Begin RECORDS SUPPLIED

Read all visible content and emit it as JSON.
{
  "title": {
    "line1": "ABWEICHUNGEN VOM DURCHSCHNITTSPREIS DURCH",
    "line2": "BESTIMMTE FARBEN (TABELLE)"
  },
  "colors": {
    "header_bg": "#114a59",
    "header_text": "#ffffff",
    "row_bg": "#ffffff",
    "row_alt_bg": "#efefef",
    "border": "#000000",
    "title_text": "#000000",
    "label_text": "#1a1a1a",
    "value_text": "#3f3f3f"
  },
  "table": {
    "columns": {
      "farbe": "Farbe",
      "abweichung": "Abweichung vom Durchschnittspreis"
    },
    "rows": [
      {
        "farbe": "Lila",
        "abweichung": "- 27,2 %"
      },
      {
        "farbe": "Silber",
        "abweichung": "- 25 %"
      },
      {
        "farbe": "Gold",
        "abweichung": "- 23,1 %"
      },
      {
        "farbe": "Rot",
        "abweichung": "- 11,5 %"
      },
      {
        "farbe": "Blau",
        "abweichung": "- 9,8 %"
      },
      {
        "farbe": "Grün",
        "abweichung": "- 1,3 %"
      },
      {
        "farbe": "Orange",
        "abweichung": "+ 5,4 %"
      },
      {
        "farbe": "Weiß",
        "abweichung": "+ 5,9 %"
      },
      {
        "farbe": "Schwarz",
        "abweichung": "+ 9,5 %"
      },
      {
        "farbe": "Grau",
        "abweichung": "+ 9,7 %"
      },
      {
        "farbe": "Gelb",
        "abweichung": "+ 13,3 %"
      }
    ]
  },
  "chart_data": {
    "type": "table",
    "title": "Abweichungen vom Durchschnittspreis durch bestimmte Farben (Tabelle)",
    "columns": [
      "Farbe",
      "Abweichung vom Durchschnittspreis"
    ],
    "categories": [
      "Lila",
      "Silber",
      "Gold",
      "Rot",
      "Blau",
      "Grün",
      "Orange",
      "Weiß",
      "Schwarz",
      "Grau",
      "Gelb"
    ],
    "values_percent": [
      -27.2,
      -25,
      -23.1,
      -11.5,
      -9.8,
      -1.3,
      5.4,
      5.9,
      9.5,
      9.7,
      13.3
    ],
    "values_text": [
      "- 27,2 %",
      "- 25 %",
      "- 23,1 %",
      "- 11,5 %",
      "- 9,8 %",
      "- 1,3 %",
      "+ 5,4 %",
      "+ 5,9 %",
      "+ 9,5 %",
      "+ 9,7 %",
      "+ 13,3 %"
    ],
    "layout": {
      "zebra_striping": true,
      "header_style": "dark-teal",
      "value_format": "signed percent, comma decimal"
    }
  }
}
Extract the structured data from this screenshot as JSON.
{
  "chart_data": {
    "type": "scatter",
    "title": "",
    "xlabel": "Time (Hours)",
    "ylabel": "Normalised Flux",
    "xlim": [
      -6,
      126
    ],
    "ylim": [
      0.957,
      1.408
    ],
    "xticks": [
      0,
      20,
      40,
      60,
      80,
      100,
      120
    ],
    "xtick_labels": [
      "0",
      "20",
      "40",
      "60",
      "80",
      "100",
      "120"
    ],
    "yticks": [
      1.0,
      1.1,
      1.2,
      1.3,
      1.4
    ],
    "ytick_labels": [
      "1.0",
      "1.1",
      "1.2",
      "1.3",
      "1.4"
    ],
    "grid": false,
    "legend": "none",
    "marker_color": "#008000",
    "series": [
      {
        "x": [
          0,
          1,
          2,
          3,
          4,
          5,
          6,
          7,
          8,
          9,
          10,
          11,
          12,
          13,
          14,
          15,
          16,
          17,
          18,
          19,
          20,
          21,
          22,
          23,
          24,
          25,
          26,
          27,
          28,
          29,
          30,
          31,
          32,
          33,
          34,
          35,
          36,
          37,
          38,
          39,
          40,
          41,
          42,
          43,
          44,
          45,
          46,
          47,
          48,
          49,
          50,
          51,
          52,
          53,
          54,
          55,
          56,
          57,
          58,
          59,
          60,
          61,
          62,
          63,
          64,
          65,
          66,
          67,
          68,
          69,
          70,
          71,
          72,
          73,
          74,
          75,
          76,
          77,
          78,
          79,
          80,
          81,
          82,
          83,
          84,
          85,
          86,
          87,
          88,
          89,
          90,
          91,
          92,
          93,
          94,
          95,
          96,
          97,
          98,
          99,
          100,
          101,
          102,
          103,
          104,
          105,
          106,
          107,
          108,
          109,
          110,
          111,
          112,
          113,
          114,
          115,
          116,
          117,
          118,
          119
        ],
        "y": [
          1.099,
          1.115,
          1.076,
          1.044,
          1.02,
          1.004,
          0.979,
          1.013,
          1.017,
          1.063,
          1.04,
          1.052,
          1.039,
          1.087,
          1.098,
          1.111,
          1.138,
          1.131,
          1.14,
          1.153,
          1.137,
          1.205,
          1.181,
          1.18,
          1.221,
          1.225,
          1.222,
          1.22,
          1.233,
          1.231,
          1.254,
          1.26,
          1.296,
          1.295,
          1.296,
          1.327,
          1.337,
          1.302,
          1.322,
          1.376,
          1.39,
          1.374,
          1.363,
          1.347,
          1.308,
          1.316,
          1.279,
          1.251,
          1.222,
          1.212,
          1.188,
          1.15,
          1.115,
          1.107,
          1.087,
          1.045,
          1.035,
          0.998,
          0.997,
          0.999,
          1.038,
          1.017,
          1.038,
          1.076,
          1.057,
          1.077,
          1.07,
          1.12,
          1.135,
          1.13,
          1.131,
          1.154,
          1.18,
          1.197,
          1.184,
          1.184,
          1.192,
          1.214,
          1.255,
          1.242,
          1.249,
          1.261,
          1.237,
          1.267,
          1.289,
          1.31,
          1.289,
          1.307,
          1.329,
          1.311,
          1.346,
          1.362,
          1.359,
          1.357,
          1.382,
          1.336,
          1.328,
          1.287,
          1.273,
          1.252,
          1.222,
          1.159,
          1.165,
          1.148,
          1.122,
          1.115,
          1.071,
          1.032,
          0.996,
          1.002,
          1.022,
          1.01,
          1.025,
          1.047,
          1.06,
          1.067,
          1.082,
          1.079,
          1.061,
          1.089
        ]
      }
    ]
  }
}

End RECORDS SUPPLIED

Copy the data above exactly. Every line must be included.

**REPLY TO THE EXERCISE**:
Read all visible content and emit it as JSON.
{
  "title": {
    "line1": "ABWEICHUNGEN VOM DURCHSCHNITTSPREIS DURCH",
    "line2": "BESTIMMTE FARBEN (TABELLE)"
  },
  "colors": {
    "header_bg": "#114a59",
    "header_text": "#ffffff",
    "row_bg": "#ffffff",
    "row_alt_bg": "#efefef",
    "border": "#000000",
    "title_text": "#000000",
    "label_text": "#1a1a1a",
    "value_text": "#3f3f3f"
  },
  "table": {
    "columns": {
      "farbe": "Farbe",
      "abweichung": "Abweichung vom Durchschnittspreis"
    },
    "rows": [
      {
        "farbe": "Lila",
        "abweichung": "- 27,2 %"
      },
      {
        "farbe": "Silber",
        "abweichung": "- 25 %"
      },
      {
        "farbe": "Gold",
        "abweichung": "- 23,1 %"
      },
      {
        "farbe": "Rot",
        "abweichung": "- 11,5 %"
      },
      {
        "farbe": "Blau",
        "abweichung": "- 9,8 %"
      },
      {
        "farbe": "Grün",
        "abweichung": "- 1,3 %"
      },
      {
        "farbe": "Orange",
        "abweichung": "+ 5,4 %"
      },
      {
        "farbe": "Weiß",
        "abweichung": "+ 5,9 %"
      },
      {
        "farbe": "Schwarz",
        "abweichung": "+ 9,5 %"
      },
      {
        "farbe": "Grau",
        "abweichung": "+ 9,7 %"
      },
      {
        "farbe": "Gelb",
        "abweichung": "+ 13,3 %"
      }
    ]
  },
  "chart_data": {
    "type": "table",
    "title": "Abweichungen vom Durchschnittspreis durch bestimmte Farben (Tabelle)",
    "columns": [
      "Farbe",
      "Abweichung vom Durchschnittspreis"
    ],
    "categories": [
      "Lila",
      "Silber",
      "Gold",
      "Rot",
      "Blau",
      "Grün",
      "Orange",
      "Weiß",
      "Schwarz",
      "Grau",
      "Gelb"
    ],
    "values_percent": [
      -27.2,
      -25,
      -23.1,
      -11.5,
      -9.8,
      -1.3,
      5.4,
      5.9,
      9.5,
      9.7,
      13.3
    ],
    "values_text": [
      "- 27,2 %",
      "- 25 %",
      "- 23,1 %",
      "- 11,5 %",
      "- 9,8 %",
      "- 1,3 %",
      "+ 5,4 %",
      "+ 5,9 %",
      "+ 9,5 %",
      "+ 9,7 %",
      "+ 13,3 %"
    ],
    "layout": {
      "zebra_striping": true,
      "header_style": "dark-teal",
      "value_format": "signed percent, comma decimal"
    }
  }
}
Extract the structured data from this screenshot as JSON.
{
  "chart_data": {
    "type": "scatter",
    "title": "",
    "xlabel": "Time (Hours)",
    "ylabel": "Normalised Flux",
    "xlim": [
      -6,
      126
    ],
    "ylim": [
      0.957,
      1.408
    ],
    "xticks": [
      0,
      20,
      40,
      60,
      80,
      100,
      120
    ],
    "xtick_labels": [
      "0",
      "20",
      "40",
      "60",
      "80",
      "100",
      "120"
    ],
    "yticks": [
      1.0,
      1.1,
      1.2,
      1.3,
      1.4
    ],
    "ytick_labels": [
      "1.0",
      "1.1",
      "1.2",
      "1.3",
      "1.4"
    ],
    "grid": false,
    "legend": "none",
    "marker_color": "#008000",
    "series": [
      {
        "x": [
          0,
          1,
          2,
          3,
          4,
          5,
          6,
          7,
          8,
          9,
          10,
          11,
          12,
          13,
          14,
          15,
          16,
          17,
          18,
          19,
          20,
          21,
          22,
          23,
          24,
          25,
          26,
          27,
          28,
          29,
          30,
          31,
          32,
          33,
          34,
          35,
          36,
          37,
          38,
          39,
          40,
          41,
          42,
          43,
          44,
          45,
          46,
          47,
          48,
          49,
          50,
          51,
          52,
          53,
          54,
          55,
          56,
          57,
          58,
          59,
          60,
          61,
          62,
          63,
          64,
          65,
          66,
          67,
          68,
          69,
          70,
          71,
          72,
          73,
          74,
          75,
          76,
          77,
          78,
          79,
          80,
          81,
          82,
          83,
          84,
          85,
          86,
          87,
          88,
          89,
          90,
          91,
          92,
          93,
          94,
          95,
          96,
          97,
          98,
          99,
          100,
          101,
          102,
          103,
          104,
          105,
          106,
          107,
          108,
          109,
          110,
          111,
          112,
          113,
          114,
          115,
          116,
          117,
          118,
          119
        ],
        "y": [
          1.099,
          1.115,
          1.076,
          1.044,
          1.02,
          1.004,
          0.979,
          1.013,
          1.017,
          1.063,
          1.04,
          1.052,
          1.039,
          1.087,
          1.098,
          1.111,
          1.138,
          1.131,
          1.14,
          1.153,
          1.137,
          1.205,
          1.181,
          1.18,
          1.221,
          1.225,
          1.222,
          1.22,
          1.233,
          1.231,
          1.254,
          1.26,
          1.296,
          1.295,
          1.296,
          1.327,
          1.337,
          1.302,
          1.322,
          1.376,
          1.39,
          1.374,
          1.363,
          1.347,
          1.308,
          1.316,
          1.279,
          1.251,
          1.222,
          1.212,
          1.188,
          1.15,
          1.115,
          1.107,
          1.087,
          1.045,
          1.035,
          0.998,
          0.997,
          0.999,
          1.038,
          1.017,
          1.038,
          1.076,
          1.057,
          1.077,
          1.07,
          1.12,
          1.135,
          1.13,
          1.131,
          1.154,
          1.18,
          1.197,
          1.184,
          1.184,
          1.192,
          1.214,
          1.255,
          1.242,
          1.249,
          1.261,
          1.237,
          1.267,
          1.289,
          1.31,
          1.289,
          1.307,
          1.329,
          1.311,
          1.346,
          1.362,
          1.359,
          1.357,
          1.382,
          1.336,
          1.328,
          1.287,
          1.273,
          1.252,
          1.222,
          1.159,
          1.165,
          1.148,
          1.122,
          1.115,
          1.071,
          1.032,
          0.996,
          1.002,
          1.022,
          1.01,
          1.025,
          1.047,
          1.06,
          1.067,
          1.082,
          1.079,
          1.061,
          1.089
        ]
      }
    ]
  }
}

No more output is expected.